ROWS »

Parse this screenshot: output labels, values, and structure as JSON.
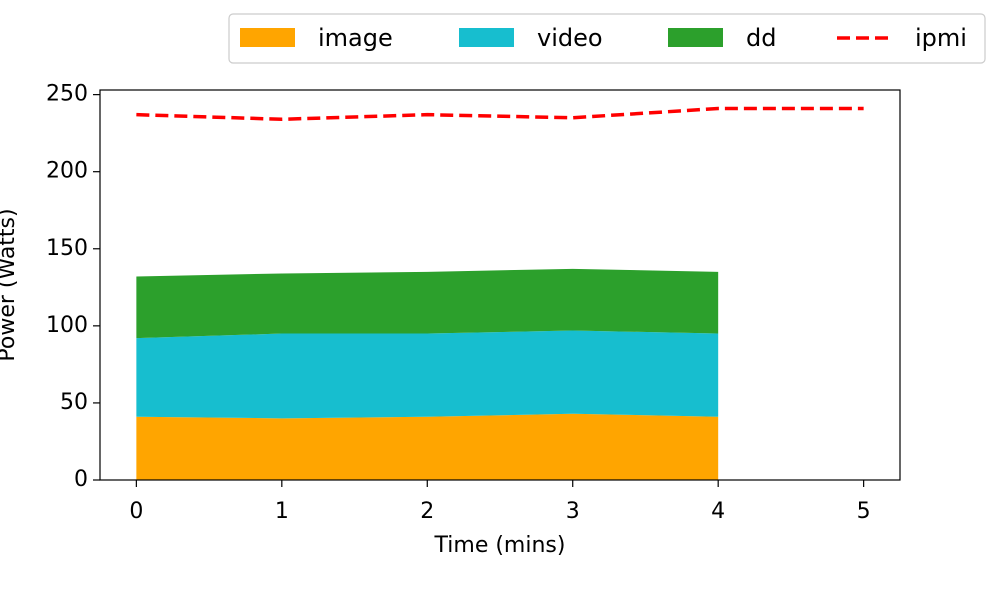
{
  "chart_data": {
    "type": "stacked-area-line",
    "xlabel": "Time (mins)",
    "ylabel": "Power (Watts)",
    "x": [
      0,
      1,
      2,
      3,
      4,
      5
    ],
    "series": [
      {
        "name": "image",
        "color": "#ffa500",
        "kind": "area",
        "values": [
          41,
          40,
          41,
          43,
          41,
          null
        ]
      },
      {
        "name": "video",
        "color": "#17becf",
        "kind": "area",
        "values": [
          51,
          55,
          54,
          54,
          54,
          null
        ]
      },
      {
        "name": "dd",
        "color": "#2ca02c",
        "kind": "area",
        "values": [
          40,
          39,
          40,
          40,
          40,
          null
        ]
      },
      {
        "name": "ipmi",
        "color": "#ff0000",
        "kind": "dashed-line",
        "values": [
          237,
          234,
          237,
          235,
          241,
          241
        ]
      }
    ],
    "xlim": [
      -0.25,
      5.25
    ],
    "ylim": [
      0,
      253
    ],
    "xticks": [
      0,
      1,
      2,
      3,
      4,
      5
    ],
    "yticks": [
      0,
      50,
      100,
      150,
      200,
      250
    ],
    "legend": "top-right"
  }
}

DIRECTIVE » Omit every image. Quote each record exactly.

SOLUTION TO THE PROBLEM »
Parse this screenshot: output labels, values, and structure as JSON.
{
  "chart_data": {
    "type": "stacked-area-line",
    "xlabel": "Time (mins)",
    "ylabel": "Power (Watts)",
    "x": [
      0,
      1,
      2,
      3,
      4,
      5
    ],
    "series": [
      {
        "name": "image",
        "color": "#ffa500",
        "kind": "area",
        "values": [
          41,
          40,
          41,
          43,
          41,
          null
        ]
      },
      {
        "name": "video",
        "color": "#17becf",
        "kind": "area",
        "values": [
          51,
          55,
          54,
          54,
          54,
          null
        ]
      },
      {
        "name": "dd",
        "color": "#2ca02c",
        "kind": "area",
        "values": [
          40,
          39,
          40,
          40,
          40,
          null
        ]
      },
      {
        "name": "ipmi",
        "color": "#ff0000",
        "kind": "dashed-line",
        "values": [
          237,
          234,
          237,
          235,
          241,
          241
        ]
      }
    ],
    "xlim": [
      -0.25,
      5.25
    ],
    "ylim": [
      0,
      253
    ],
    "xticks": [
      0,
      1,
      2,
      3,
      4,
      5
    ],
    "yticks": [
      0,
      50,
      100,
      150,
      200,
      250
    ],
    "legend": "top-right"
  }
}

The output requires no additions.